## TASK DETAILS
Where does the string "신인도평가액" appear? Copy every line of the entries below that holds it.

● ● ● ● ●

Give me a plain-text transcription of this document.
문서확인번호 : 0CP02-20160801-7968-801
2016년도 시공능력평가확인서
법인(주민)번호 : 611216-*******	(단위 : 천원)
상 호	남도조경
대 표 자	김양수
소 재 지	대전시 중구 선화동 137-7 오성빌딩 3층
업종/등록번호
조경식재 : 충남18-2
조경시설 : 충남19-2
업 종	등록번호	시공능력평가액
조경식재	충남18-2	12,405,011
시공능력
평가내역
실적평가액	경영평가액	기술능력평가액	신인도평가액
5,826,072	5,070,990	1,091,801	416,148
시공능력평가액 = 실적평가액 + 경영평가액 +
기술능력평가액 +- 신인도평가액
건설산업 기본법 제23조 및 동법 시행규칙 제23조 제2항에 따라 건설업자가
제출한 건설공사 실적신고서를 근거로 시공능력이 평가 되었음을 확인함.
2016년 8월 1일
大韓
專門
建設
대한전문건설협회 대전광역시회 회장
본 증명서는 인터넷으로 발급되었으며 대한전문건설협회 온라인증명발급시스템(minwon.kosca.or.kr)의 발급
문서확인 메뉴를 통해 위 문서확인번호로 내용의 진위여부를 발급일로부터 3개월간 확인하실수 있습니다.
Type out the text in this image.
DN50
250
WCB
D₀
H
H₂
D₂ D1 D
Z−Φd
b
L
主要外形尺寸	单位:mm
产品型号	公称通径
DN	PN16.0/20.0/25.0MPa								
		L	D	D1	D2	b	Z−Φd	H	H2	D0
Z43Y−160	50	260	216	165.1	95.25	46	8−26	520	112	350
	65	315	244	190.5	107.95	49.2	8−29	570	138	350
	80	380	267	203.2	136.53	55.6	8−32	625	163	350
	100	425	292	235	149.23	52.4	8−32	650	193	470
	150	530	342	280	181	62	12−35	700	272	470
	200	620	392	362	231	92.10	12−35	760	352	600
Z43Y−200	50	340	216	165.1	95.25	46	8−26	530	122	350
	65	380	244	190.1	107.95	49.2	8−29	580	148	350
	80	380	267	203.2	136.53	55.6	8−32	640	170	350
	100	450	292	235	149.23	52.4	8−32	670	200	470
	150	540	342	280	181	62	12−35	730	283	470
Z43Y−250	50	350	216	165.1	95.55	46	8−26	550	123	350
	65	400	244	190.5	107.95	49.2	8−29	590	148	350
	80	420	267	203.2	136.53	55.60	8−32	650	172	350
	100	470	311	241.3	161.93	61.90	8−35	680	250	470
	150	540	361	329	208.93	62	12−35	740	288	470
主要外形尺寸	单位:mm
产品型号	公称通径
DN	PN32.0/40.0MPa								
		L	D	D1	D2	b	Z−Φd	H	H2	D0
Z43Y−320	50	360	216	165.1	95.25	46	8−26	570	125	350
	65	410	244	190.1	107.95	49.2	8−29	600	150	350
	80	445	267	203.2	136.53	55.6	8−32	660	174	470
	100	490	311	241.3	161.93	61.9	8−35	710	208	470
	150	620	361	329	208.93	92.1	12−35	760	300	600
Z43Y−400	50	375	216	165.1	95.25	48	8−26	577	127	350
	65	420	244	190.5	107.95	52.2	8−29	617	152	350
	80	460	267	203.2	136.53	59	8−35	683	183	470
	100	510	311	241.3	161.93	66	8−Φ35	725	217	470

● ● ● ● ●

## WRITTEN ANSWER
실적평가액	경영평가액	기술능력평가액	신인도평가액
기술능력평가액 +- 신인도평가액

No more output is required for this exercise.